STATED PROBLEM
Report only the number of lines in this material that include the string "title".

Data entries for graphics
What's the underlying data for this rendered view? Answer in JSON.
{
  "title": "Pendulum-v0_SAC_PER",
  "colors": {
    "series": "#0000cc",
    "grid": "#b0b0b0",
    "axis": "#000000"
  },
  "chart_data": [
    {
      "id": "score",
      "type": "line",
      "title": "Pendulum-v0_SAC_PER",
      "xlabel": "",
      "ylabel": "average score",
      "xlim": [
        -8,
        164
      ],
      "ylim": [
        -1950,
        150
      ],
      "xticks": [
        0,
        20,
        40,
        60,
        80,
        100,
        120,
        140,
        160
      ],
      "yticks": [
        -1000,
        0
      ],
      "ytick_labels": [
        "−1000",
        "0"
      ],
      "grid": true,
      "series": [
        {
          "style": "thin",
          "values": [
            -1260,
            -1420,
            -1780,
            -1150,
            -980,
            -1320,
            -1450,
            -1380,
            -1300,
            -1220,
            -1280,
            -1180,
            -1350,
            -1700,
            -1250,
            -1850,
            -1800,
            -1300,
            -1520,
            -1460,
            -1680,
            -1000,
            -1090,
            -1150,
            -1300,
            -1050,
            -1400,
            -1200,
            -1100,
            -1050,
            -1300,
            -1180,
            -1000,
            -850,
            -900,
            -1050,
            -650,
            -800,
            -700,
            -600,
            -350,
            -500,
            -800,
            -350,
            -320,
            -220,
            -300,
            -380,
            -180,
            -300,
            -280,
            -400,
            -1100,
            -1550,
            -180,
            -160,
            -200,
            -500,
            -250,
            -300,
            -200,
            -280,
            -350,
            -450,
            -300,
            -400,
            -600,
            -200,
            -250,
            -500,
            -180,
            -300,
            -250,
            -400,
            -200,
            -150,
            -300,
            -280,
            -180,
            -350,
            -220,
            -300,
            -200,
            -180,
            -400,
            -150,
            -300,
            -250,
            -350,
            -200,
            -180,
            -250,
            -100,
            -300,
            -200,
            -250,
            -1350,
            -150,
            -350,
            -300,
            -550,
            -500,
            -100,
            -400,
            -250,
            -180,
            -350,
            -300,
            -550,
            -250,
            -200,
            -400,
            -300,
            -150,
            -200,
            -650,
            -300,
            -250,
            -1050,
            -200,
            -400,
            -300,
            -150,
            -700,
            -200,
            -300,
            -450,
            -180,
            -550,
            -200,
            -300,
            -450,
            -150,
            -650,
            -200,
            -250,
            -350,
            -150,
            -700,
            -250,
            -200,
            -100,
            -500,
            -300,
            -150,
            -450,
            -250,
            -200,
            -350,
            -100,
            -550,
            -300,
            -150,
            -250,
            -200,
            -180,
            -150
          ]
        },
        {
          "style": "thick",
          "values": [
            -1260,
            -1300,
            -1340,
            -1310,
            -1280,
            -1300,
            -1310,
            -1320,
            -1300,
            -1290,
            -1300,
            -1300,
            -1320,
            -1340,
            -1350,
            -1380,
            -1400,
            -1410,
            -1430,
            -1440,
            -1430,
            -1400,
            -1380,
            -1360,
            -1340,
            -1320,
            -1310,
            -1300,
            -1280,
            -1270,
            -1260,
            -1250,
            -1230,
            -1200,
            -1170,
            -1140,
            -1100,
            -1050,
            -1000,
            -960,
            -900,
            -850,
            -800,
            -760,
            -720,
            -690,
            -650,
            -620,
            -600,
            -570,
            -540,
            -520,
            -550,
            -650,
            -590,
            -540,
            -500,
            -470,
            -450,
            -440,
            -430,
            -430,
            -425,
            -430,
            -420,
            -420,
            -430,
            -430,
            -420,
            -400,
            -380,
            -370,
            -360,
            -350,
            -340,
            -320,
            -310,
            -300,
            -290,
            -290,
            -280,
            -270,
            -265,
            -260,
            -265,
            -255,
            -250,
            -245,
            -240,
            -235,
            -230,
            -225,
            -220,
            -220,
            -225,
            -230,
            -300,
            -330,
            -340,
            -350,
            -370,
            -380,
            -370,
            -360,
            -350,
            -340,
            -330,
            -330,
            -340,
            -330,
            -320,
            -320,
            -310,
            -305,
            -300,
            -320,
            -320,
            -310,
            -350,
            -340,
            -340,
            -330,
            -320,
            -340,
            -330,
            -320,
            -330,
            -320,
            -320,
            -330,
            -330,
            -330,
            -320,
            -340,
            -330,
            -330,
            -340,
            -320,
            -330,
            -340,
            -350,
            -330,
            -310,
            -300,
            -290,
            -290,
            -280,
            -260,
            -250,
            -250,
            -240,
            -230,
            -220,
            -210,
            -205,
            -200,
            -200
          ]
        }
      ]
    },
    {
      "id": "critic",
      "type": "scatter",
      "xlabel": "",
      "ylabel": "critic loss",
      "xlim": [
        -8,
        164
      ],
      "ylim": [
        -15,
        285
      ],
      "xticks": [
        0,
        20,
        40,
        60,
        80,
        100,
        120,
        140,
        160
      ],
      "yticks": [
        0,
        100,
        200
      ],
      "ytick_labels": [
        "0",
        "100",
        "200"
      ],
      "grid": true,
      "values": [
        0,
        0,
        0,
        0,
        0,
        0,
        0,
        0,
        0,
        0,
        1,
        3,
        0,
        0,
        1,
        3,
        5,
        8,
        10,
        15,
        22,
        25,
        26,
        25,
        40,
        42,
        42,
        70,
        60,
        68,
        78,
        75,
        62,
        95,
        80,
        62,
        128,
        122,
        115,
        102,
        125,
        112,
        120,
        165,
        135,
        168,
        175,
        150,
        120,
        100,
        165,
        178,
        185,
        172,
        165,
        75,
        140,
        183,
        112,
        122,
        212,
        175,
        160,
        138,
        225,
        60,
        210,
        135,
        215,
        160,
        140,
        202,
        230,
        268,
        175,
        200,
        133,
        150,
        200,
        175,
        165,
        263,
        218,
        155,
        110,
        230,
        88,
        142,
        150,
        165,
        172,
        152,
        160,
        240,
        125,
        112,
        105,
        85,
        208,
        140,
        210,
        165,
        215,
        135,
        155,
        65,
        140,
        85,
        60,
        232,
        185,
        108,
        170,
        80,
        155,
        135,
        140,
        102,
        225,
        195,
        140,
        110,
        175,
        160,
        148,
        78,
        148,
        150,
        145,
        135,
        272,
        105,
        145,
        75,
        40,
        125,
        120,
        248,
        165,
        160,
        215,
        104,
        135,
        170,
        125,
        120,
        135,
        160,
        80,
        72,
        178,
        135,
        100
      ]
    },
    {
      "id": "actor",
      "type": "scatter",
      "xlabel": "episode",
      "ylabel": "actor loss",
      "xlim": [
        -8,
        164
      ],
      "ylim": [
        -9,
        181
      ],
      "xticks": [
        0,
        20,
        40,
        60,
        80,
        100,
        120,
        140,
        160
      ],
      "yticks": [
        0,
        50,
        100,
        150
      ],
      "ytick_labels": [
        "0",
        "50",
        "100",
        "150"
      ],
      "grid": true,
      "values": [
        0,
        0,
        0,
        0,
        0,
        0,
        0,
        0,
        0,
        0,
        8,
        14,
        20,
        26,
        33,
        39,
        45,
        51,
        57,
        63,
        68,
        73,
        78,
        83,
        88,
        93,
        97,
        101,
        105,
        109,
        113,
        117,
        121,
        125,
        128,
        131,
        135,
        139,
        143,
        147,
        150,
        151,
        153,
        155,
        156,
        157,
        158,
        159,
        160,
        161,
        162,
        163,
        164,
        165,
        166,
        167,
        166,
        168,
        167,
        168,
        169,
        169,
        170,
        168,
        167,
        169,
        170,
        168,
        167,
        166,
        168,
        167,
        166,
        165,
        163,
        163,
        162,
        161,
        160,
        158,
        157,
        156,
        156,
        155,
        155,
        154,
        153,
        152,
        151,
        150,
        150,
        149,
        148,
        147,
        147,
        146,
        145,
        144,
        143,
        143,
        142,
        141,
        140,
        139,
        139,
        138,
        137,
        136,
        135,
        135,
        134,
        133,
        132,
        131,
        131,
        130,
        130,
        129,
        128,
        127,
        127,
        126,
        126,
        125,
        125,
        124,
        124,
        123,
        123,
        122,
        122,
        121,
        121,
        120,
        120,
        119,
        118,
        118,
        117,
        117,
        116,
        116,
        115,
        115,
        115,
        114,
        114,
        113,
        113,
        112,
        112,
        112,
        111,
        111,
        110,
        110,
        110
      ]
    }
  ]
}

OUTPUT FOR THIS EXERCISE
2